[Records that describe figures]
........
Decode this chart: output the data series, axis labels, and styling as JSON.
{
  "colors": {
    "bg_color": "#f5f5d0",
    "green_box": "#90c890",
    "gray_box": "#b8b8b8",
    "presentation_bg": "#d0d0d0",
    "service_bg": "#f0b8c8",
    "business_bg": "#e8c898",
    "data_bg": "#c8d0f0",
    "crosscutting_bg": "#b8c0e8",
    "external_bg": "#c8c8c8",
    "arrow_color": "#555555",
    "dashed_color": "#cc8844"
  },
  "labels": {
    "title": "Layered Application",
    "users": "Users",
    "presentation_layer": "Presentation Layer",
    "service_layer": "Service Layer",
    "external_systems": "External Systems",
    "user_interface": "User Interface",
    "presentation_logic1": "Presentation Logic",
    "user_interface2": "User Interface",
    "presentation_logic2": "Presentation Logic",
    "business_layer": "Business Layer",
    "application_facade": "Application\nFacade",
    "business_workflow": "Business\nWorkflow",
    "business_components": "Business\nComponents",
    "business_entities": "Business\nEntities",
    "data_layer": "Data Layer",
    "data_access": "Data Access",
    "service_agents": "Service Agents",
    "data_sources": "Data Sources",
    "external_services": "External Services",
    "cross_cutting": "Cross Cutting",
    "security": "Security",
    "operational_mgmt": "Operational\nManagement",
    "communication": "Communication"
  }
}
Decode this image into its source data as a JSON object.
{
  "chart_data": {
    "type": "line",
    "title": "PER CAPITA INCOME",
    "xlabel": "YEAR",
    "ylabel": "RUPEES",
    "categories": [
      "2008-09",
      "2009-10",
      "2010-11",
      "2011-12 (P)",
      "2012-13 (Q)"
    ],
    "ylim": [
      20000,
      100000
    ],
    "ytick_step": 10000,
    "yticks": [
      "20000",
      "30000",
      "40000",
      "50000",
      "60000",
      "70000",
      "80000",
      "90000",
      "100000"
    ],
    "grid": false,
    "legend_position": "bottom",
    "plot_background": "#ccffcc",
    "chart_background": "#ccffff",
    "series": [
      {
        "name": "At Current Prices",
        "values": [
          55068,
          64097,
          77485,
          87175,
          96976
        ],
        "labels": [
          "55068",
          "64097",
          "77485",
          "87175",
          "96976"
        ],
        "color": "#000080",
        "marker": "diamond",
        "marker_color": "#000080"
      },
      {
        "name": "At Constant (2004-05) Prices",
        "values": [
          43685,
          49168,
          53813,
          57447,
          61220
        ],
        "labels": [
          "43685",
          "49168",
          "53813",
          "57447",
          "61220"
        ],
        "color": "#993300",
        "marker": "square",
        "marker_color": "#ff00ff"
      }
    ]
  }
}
........
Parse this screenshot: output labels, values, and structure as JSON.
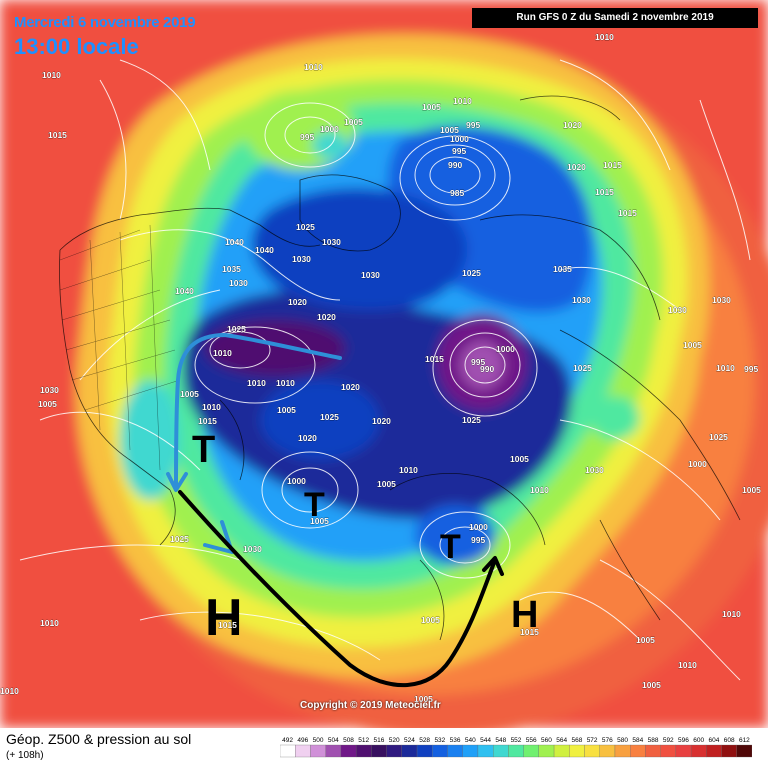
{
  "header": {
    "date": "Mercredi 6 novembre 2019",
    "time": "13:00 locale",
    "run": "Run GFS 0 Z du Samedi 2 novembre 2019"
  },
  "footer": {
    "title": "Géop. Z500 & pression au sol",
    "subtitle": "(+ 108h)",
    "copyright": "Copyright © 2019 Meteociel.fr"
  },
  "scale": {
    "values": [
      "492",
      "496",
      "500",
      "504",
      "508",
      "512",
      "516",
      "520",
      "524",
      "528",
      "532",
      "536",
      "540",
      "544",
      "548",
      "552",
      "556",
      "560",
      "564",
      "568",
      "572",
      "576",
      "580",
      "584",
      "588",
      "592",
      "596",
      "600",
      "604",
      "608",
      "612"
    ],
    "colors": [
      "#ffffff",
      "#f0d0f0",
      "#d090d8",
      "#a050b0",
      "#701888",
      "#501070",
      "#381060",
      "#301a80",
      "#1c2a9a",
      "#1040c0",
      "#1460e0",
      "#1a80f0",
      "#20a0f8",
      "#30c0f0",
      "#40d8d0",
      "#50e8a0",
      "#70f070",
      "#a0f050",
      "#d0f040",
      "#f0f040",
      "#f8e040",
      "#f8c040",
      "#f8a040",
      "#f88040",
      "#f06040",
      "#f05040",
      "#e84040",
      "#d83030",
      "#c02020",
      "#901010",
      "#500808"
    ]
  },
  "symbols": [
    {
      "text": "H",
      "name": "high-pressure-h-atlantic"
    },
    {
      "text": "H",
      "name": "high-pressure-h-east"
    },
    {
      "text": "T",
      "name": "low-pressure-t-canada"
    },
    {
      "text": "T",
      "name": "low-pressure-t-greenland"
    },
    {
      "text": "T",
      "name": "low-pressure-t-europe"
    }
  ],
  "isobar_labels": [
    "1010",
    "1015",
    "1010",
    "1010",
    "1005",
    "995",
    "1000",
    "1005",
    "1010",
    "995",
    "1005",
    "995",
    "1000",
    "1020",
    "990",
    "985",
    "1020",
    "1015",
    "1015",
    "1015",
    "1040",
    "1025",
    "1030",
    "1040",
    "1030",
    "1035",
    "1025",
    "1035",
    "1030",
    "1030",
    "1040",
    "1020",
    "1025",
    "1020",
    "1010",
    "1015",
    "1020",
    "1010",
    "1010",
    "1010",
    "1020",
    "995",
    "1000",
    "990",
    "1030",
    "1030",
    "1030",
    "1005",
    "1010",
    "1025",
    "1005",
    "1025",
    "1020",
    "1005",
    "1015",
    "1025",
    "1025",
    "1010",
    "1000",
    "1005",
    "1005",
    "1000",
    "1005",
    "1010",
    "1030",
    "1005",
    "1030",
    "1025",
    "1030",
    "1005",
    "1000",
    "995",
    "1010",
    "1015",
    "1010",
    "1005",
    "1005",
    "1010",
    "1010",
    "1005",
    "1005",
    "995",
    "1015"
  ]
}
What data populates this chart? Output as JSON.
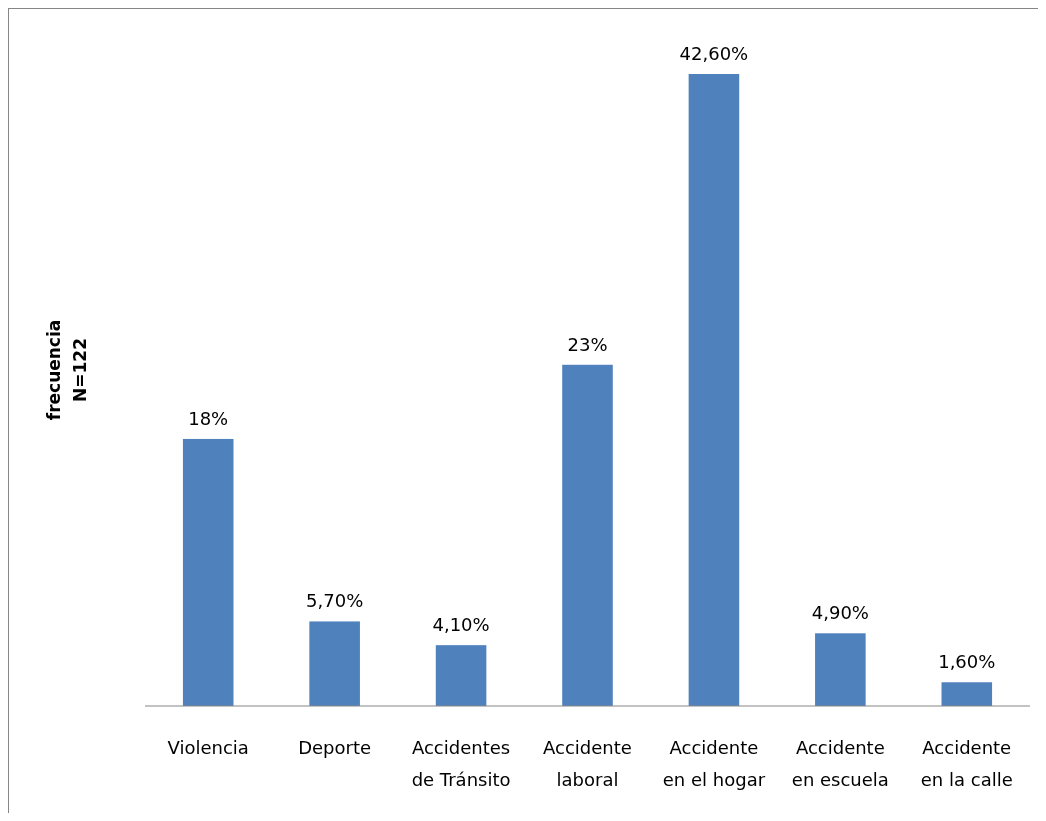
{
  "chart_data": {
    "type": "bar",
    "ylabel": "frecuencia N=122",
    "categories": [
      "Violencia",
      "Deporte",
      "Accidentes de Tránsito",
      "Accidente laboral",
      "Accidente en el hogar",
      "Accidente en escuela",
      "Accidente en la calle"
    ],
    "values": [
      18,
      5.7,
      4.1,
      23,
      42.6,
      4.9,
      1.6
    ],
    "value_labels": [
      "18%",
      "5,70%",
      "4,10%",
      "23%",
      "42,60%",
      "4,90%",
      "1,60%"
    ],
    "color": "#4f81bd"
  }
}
........
• WHAT THE TASK ASKS: Work through the records line by line and tally those with the word "this". Report only the total.

• RESULT: 4